» EXERCISE TASK: The records below are split into lines. How many of those lines contain the string "data"? Reply with the number only.

★ ★ ★

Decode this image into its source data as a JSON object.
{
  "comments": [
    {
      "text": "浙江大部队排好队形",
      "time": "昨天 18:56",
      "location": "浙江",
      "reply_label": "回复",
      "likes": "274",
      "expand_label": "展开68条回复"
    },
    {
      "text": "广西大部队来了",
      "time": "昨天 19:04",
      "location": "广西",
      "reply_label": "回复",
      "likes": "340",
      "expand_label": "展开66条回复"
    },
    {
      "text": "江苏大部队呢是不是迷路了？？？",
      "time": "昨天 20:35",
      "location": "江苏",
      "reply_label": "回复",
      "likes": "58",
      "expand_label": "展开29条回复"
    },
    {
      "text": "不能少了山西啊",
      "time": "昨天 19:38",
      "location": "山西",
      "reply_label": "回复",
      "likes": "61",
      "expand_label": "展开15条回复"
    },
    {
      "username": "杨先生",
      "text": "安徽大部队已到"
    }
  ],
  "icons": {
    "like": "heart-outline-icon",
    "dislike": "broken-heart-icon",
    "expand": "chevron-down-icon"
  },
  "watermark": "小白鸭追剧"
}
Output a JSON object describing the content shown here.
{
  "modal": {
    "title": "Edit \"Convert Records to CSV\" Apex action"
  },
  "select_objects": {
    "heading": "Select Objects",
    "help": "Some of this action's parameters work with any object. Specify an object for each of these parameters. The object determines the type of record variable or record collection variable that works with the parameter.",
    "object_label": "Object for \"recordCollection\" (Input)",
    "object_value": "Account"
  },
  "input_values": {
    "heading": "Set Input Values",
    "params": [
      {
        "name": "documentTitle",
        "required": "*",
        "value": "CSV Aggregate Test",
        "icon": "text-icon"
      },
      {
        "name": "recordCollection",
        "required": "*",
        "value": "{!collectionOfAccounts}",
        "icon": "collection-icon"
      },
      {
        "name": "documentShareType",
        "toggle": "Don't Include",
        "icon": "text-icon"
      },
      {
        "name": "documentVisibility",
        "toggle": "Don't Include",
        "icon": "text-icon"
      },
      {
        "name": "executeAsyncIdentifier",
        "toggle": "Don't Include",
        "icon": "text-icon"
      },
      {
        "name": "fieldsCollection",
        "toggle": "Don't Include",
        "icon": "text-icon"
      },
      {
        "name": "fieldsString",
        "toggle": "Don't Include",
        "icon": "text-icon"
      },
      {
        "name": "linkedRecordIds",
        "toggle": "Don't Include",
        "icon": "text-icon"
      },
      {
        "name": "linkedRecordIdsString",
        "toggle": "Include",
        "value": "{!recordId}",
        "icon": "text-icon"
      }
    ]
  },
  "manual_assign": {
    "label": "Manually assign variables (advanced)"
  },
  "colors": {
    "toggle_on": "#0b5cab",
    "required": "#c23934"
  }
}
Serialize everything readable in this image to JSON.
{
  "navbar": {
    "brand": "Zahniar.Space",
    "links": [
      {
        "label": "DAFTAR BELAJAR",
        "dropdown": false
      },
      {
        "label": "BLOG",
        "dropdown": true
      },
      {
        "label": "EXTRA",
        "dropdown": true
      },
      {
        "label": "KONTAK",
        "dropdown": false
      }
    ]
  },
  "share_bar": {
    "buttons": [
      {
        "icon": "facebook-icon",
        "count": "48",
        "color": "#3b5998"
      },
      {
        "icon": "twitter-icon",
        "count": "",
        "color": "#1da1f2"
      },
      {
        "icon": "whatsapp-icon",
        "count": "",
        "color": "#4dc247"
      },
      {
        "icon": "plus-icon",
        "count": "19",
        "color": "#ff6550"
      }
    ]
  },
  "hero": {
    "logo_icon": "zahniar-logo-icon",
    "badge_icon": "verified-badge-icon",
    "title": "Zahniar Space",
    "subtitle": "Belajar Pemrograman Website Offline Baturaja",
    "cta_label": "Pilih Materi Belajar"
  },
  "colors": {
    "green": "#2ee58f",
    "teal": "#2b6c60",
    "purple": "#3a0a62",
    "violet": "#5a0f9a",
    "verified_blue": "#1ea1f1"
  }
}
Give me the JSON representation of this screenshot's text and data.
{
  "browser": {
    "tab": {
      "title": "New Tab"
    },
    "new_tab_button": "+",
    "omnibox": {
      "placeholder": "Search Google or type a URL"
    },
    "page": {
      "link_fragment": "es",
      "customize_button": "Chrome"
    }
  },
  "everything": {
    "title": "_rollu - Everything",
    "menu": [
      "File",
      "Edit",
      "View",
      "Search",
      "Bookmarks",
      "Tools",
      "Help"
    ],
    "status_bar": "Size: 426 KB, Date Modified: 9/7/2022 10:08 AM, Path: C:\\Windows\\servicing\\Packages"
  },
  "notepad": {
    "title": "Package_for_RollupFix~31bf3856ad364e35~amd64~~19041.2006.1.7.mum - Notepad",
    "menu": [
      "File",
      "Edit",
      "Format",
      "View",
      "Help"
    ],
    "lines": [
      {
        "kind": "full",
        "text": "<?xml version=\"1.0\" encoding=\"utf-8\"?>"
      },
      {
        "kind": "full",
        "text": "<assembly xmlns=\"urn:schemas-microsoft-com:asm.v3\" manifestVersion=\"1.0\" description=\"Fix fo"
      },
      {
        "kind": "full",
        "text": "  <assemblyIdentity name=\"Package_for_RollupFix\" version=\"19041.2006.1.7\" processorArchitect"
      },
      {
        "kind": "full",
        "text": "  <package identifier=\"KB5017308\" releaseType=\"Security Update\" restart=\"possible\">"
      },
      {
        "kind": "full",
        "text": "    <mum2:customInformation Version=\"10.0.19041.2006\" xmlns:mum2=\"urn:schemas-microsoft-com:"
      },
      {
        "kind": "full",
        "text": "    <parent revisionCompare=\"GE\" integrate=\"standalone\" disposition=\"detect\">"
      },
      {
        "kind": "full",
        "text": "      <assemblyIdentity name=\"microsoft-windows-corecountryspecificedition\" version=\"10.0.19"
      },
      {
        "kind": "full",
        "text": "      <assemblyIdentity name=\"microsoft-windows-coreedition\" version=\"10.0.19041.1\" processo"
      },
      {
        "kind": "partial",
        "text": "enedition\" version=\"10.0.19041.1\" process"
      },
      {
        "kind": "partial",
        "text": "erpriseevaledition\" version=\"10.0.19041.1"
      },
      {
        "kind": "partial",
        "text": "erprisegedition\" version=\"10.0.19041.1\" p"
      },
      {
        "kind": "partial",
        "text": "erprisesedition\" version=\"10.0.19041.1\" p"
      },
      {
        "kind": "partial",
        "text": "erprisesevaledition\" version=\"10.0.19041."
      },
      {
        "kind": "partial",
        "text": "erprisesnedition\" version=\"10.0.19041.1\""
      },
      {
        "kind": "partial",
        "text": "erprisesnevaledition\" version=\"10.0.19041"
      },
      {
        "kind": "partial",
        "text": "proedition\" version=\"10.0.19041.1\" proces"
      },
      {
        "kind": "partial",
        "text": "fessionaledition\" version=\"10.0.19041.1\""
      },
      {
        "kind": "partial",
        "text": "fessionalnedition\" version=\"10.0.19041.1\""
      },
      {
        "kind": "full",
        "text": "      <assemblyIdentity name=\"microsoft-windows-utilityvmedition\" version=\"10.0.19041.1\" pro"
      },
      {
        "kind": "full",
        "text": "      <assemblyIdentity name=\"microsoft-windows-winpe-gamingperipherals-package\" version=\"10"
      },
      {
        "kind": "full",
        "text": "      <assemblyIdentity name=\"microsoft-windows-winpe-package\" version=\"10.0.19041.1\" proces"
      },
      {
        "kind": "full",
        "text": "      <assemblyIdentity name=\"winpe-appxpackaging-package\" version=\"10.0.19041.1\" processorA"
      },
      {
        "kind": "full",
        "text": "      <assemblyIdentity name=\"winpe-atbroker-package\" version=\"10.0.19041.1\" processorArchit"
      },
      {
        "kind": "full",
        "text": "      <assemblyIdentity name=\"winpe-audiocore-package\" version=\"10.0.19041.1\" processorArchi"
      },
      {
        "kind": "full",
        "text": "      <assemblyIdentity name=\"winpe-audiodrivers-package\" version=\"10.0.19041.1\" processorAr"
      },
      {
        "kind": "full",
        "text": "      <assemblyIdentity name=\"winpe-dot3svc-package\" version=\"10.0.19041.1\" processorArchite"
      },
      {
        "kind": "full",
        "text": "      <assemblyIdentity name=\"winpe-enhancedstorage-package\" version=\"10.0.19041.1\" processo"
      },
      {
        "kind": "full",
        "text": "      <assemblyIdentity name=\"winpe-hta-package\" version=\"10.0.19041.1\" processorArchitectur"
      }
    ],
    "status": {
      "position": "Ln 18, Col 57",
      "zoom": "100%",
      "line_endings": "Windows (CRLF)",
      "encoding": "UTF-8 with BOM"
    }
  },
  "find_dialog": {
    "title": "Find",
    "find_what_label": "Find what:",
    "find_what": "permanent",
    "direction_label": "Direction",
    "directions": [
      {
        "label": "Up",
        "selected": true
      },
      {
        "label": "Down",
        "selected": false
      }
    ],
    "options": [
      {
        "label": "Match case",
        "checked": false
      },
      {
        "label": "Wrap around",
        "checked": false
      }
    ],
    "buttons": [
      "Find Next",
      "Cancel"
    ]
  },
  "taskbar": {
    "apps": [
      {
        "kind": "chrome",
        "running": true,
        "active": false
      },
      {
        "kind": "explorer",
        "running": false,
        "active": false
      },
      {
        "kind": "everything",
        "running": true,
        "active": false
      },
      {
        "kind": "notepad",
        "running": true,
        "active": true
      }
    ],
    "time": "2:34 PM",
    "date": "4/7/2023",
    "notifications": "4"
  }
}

★ ★ ★

» OUTPUT FOR THIS EXERCISE: 2